[Start of Data shown]

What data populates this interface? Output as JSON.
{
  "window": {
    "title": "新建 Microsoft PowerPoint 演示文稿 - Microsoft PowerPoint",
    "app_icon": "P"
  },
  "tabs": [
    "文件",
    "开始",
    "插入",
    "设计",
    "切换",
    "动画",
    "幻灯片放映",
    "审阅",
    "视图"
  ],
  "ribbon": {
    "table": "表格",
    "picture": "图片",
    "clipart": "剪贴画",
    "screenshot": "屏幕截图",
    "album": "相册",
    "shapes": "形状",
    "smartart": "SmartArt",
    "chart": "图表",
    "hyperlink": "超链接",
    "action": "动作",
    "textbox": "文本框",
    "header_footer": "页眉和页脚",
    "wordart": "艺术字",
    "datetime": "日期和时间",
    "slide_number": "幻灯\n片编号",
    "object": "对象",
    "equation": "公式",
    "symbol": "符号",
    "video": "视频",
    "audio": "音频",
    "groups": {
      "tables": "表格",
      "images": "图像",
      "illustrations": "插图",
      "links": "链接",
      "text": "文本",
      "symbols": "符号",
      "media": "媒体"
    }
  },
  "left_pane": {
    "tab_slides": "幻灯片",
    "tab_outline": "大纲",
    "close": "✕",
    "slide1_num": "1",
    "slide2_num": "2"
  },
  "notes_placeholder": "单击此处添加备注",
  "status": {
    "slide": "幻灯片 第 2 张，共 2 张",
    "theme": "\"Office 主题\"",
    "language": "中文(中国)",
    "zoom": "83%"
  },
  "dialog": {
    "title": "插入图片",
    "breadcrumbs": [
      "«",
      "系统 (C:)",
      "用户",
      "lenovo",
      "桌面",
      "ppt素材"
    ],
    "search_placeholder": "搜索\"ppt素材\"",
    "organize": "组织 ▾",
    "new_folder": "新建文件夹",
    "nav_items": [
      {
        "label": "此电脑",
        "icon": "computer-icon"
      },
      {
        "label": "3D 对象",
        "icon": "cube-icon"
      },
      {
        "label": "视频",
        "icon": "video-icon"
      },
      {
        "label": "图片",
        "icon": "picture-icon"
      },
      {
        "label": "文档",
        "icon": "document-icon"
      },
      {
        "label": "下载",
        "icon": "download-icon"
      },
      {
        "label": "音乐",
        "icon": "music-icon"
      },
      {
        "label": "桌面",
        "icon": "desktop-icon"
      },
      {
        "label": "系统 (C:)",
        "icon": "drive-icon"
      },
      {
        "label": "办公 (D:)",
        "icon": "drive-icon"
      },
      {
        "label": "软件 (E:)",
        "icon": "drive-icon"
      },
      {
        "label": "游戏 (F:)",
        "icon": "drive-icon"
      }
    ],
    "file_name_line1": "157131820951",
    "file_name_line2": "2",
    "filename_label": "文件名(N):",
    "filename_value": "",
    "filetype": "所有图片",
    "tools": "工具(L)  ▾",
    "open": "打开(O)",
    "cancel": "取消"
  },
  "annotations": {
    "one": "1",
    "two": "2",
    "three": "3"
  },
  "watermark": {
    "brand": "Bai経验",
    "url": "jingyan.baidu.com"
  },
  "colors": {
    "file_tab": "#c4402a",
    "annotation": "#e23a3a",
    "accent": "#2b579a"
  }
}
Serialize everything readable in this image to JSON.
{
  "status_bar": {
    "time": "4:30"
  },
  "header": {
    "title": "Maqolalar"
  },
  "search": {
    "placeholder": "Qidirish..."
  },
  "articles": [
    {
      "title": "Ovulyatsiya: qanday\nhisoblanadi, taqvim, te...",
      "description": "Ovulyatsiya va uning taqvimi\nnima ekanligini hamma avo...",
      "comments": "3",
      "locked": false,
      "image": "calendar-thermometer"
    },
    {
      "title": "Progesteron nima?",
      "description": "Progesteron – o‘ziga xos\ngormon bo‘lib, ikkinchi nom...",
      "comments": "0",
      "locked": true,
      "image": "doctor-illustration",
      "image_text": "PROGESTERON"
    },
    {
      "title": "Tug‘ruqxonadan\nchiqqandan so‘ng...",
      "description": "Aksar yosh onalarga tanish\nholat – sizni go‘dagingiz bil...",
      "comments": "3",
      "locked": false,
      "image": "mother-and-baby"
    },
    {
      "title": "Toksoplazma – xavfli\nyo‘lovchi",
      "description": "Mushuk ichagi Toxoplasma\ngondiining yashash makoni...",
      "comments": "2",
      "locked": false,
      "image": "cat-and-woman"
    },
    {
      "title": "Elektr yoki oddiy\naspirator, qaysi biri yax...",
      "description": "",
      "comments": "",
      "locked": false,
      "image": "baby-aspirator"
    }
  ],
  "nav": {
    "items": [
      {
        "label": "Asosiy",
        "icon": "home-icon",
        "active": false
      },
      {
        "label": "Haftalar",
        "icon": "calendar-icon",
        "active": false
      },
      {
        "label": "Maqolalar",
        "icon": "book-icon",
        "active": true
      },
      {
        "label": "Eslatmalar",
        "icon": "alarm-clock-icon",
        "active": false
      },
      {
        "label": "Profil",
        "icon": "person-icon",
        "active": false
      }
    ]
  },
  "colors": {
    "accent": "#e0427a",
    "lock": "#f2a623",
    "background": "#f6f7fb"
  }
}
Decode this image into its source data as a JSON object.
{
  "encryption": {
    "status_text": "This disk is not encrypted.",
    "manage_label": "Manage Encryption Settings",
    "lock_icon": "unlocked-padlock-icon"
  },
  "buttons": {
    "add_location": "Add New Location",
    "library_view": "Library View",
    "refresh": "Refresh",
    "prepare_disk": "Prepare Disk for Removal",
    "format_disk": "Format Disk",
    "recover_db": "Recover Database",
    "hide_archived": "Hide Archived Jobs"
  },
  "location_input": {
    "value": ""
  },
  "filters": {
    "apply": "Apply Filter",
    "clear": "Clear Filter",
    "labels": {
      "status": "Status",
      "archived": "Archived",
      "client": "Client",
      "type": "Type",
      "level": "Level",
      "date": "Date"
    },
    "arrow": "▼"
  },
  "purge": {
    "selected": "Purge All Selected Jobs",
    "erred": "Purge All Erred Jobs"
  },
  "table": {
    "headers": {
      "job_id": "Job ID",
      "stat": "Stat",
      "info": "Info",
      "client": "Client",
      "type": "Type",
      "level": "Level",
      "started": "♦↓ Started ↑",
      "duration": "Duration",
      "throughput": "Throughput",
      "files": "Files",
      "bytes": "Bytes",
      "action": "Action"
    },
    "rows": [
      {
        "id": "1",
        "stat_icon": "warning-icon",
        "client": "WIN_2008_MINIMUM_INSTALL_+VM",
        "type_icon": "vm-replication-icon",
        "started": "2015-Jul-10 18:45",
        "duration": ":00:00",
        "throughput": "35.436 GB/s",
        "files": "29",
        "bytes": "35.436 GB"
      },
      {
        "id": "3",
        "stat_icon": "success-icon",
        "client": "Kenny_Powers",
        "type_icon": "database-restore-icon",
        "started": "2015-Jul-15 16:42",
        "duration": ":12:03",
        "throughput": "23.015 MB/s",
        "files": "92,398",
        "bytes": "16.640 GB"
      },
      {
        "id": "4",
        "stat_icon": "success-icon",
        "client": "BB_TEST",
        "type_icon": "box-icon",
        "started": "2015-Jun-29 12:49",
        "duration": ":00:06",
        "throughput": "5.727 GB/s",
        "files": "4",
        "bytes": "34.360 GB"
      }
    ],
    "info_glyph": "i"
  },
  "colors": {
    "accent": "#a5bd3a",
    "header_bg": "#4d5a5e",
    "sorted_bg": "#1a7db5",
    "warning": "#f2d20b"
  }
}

[End of Data shown]

Requirement -
Filter the records above and return every line that holds the word "duration".

Written answer -
      "duration": "Duration",
        "duration": ":00:00",
        "duration": ":12:03",
        "duration": ":00:06",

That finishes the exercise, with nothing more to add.